Dataset records:
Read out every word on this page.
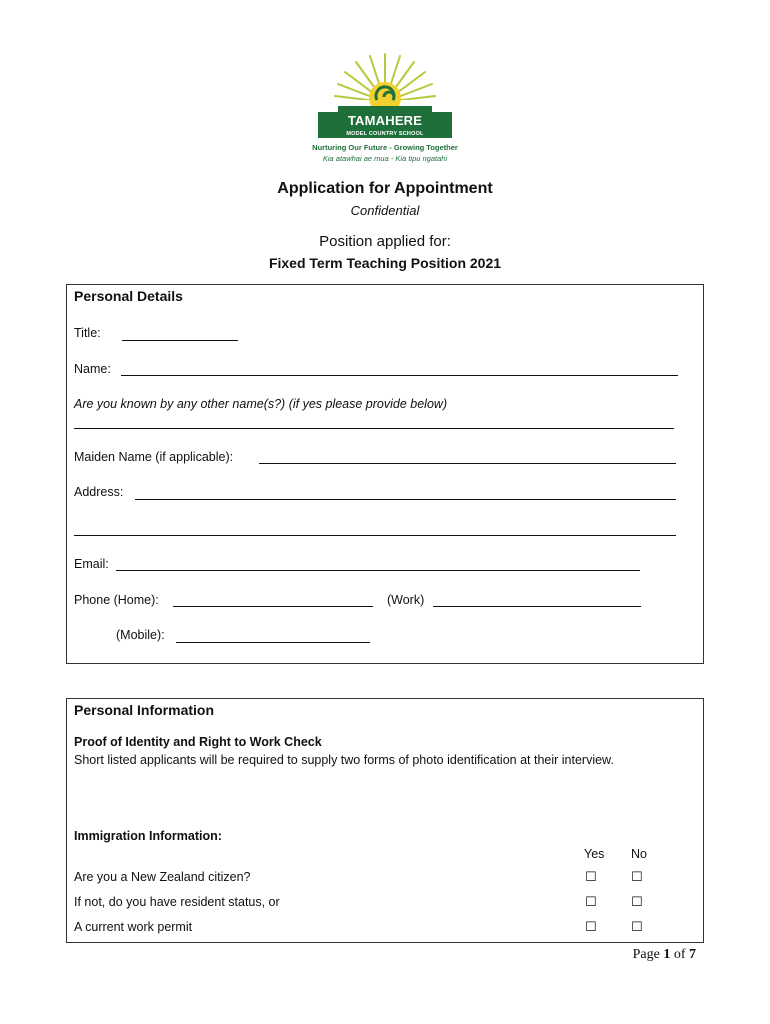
TAMAHERE
MODEL COUNTRY SCHOOL
Nurturing Our Future - Growing Together
Kia atawhai ae mua - Kia tipu ngatahi
Application for Appointment
Confidential
Position applied for:
Fixed Term Teaching Position 2021
Personal Details
Title:
Name:
Are you known by any other name(s?) (if yes please provide below)
Maiden Name (if applicable):
Address:
Email:
Phone (Home):	(Work)
(Mobile):
Personal Information
Proof of Identity and Right to Work Check
Short listed applicants will be required to supply two forms of photo identification at their interview.
Immigration Information:
Yes No
Are you a New Zealand citizen?	☐	☐
If not, do you have resident status, or	☐	☐
A current work permit	☐	☐
Page 1 of 7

What to produce: Write out the entries above verbatim; the pictures do not belong in your copy.

Final result:
Read out every word on this page.
TAMAHERE
MODEL COUNTRY SCHOOL
Nurturing Our Future - Growing Together
Kia atawhai ae mua - Kia tipu ngatahi
Application for Appointment
Confidential
Position applied for:
Fixed Term Teaching Position 2021
Personal Details
Title:
Name:
Are you known by any other name(s?) (if yes please provide below)
Maiden Name (if applicable):
Address:
Email:
Phone (Home):	(Work)
(Mobile):
Personal Information
Proof of Identity and Right to Work Check
Short listed applicants will be required to supply two forms of photo identification at their interview.
Immigration Information:
Yes No
Are you a New Zealand citizen?	☐	☐
If not, do you have resident status, or	☐	☐
A current work permit	☐	☐
Page 1 of 7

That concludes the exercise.